* SUPPLIED DATA *
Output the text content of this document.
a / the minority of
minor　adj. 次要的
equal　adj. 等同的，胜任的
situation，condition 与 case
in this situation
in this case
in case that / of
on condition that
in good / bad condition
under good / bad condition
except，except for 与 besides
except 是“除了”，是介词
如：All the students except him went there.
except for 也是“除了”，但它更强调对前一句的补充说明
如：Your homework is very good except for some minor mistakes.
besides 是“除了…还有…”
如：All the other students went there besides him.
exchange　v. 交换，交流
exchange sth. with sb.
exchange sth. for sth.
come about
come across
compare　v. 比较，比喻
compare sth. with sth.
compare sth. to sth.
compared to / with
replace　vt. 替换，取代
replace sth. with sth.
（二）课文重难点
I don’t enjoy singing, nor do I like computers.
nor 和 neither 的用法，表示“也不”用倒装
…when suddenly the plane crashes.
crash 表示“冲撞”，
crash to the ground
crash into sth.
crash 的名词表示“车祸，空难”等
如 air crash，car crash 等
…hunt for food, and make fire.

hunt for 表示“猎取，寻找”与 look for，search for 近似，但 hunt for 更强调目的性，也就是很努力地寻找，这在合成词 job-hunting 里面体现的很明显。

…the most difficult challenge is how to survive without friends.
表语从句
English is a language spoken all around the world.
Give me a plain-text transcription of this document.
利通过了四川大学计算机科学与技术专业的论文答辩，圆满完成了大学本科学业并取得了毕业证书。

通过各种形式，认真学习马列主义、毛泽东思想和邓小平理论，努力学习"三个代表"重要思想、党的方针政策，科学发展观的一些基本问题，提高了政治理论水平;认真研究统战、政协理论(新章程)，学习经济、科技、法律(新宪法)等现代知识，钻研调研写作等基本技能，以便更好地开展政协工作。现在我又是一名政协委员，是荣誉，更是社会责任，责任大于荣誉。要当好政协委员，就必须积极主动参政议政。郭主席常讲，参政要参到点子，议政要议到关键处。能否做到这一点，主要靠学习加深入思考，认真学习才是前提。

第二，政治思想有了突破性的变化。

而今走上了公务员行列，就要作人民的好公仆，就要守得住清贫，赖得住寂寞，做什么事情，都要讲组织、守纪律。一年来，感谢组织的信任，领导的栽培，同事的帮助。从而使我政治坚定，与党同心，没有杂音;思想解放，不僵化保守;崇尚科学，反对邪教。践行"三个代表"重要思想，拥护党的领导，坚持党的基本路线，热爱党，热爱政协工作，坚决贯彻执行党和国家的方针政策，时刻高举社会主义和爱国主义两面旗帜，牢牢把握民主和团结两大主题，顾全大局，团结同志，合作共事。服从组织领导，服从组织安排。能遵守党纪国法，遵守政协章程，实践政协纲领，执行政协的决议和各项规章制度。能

* DIRECTION *
Give the entries once more, exactly as they appear.

* WRITTEN REPLY *
Output the text content of this document.
a / the minority of
minor　adj. 次要的
equal　adj. 等同的，胜任的
situation，condition 与 case
in this situation
in this case
in case that / of
on condition that
in good / bad condition
under good / bad condition
except，except for 与 besides
except 是“除了”，是介词
如：All the students except him went there.
except for 也是“除了”，但它更强调对前一句的补充说明
如：Your homework is very good except for some minor mistakes.
besides 是“除了…还有…”
如：All the other students went there besides him.
exchange　v. 交换，交流
exchange sth. with sb.
exchange sth. for sth.
come about
come across
compare　v. 比较，比喻
compare sth. with sth.
compare sth. to sth.
compared to / with
replace　vt. 替换，取代
replace sth. with sth.
（二）课文重难点
I don’t enjoy singing, nor do I like computers.
nor 和 neither 的用法，表示“也不”用倒装
…when suddenly the plane crashes.
crash 表示“冲撞”，
crash to the ground
crash into sth.
crash 的名词表示“车祸，空难”等
如 air crash，car crash 等
…hunt for food, and make fire.

hunt for 表示“猎取，寻找”与 look for，search for 近似，但 hunt for 更强调目的性，也就是很努力地寻找，这在合成词 job-hunting 里面体现的很明显。

…the most difficult challenge is how to survive without friends.
表语从句
English is a language spoken all around the world.
Give me a plain-text transcription of this document.
利通过了四川大学计算机科学与技术专业的论文答辩，圆满完成了大学本科学业并取得了毕业证书。

通过各种形式，认真学习马列主义、毛泽东思想和邓小平理论，努力学习"三个代表"重要思想、党的方针政策，科学发展观的一些基本问题，提高了政治理论水平;认真研究统战、政协理论(新章程)，学习经济、科技、法律(新宪法)等现代知识，钻研调研写作等基本技能，以便更好地开展政协工作。现在我又是一名政协委员，是荣誉，更是社会责任，责任大于荣誉。要当好政协委员，就必须积极主动参政议政。郭主席常讲，参政要参到点子，议政要议到关键处。能否做到这一点，主要靠学习加深入思考，认真学习才是前提。

第二，政治思想有了突破性的变化。

而今走上了公务员行列，就要作人民的好公仆，就要守得住清贫，赖得住寂寞，做什么事情，都要讲组织、守纪律。一年来，感谢组织的信任，领导的栽培，同事的帮助。从而使我政治坚定，与党同心，没有杂音;思想解放，不僵化保守;崇尚科学，反对邪教。践行"三个代表"重要思想，拥护党的领导，坚持党的基本路线，热爱党，热爱政协工作，坚决贯彻执行党和国家的方针政策，时刻高举社会主义和爱国主义两面旗帜，牢牢把握民主和团结两大主题，顾全大局，团结同志，合作共事。服从组织领导，服从组织安排。能遵守党纪国法，遵守政协章程，实践政协纲领，执行政协的决议和各项规章制度。能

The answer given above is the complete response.